> [Problem to solve]
Return the listing below verbatim. Pictures do not belong in the copy.

> [Exercise materials]
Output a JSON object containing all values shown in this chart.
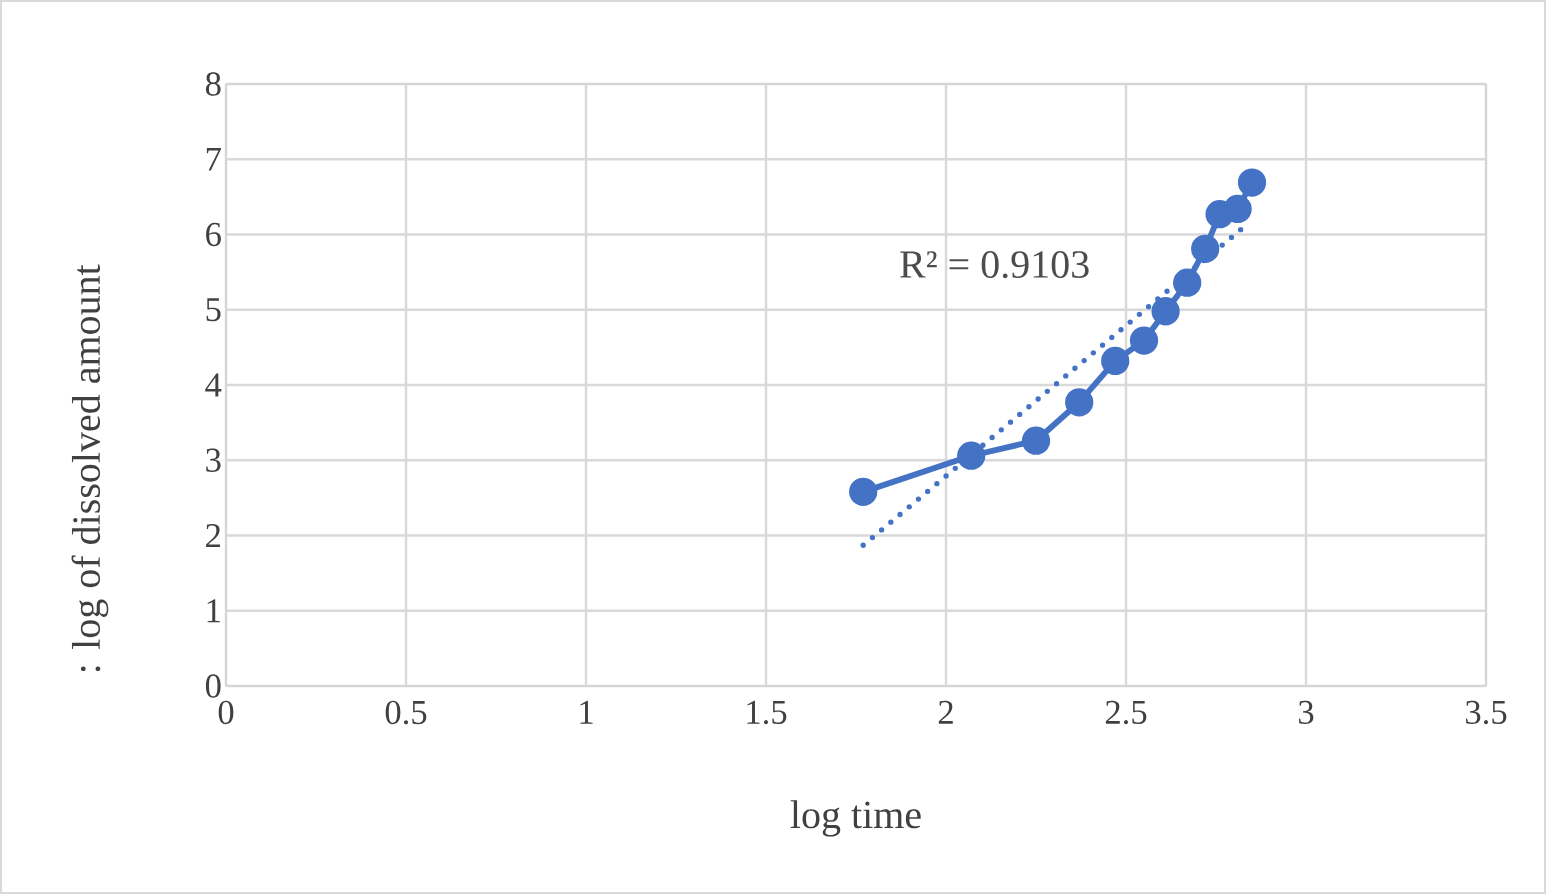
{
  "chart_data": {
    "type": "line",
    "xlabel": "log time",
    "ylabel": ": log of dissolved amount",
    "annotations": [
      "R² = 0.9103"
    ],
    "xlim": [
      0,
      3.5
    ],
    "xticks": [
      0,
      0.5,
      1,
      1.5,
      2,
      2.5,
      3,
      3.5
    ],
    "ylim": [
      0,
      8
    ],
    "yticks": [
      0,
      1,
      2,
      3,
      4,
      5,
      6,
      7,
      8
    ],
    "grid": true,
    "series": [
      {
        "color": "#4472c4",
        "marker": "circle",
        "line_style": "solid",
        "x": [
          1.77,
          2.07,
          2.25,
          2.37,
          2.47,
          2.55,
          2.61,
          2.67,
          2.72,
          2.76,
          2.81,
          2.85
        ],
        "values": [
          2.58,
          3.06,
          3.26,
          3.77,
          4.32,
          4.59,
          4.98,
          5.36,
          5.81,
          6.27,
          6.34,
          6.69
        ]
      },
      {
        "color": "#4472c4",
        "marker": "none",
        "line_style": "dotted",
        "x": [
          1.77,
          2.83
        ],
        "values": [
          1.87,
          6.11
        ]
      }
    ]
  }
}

> [In response]
Output a JSON object containing all values shown in this chart.
{
  "chart_data": {
    "type": "line",
    "xlabel": "log time",
    "ylabel": ": log of dissolved amount",
    "annotations": [
      "R² = 0.9103"
    ],
    "xlim": [
      0,
      3.5
    ],
    "xticks": [
      0,
      0.5,
      1,
      1.5,
      2,
      2.5,
      3,
      3.5
    ],
    "ylim": [
      0,
      8
    ],
    "yticks": [
      0,
      1,
      2,
      3,
      4,
      5,
      6,
      7,
      8
    ],
    "grid": true,
    "series": [
      {
        "color": "#4472c4",
        "marker": "circle",
        "line_style": "solid",
        "x": [
          1.77,
          2.07,
          2.25,
          2.37,
          2.47,
          2.55,
          2.61,
          2.67,
          2.72,
          2.76,
          2.81,
          2.85
        ],
        "values": [
          2.58,
          3.06,
          3.26,
          3.77,
          4.32,
          4.59,
          4.98,
          5.36,
          5.81,
          6.27,
          6.34,
          6.69
        ]
      },
      {
        "color": "#4472c4",
        "marker": "none",
        "line_style": "dotted",
        "x": [
          1.77,
          2.83
        ],
        "values": [
          1.87,
          6.11
        ]
      }
    ]
  }
}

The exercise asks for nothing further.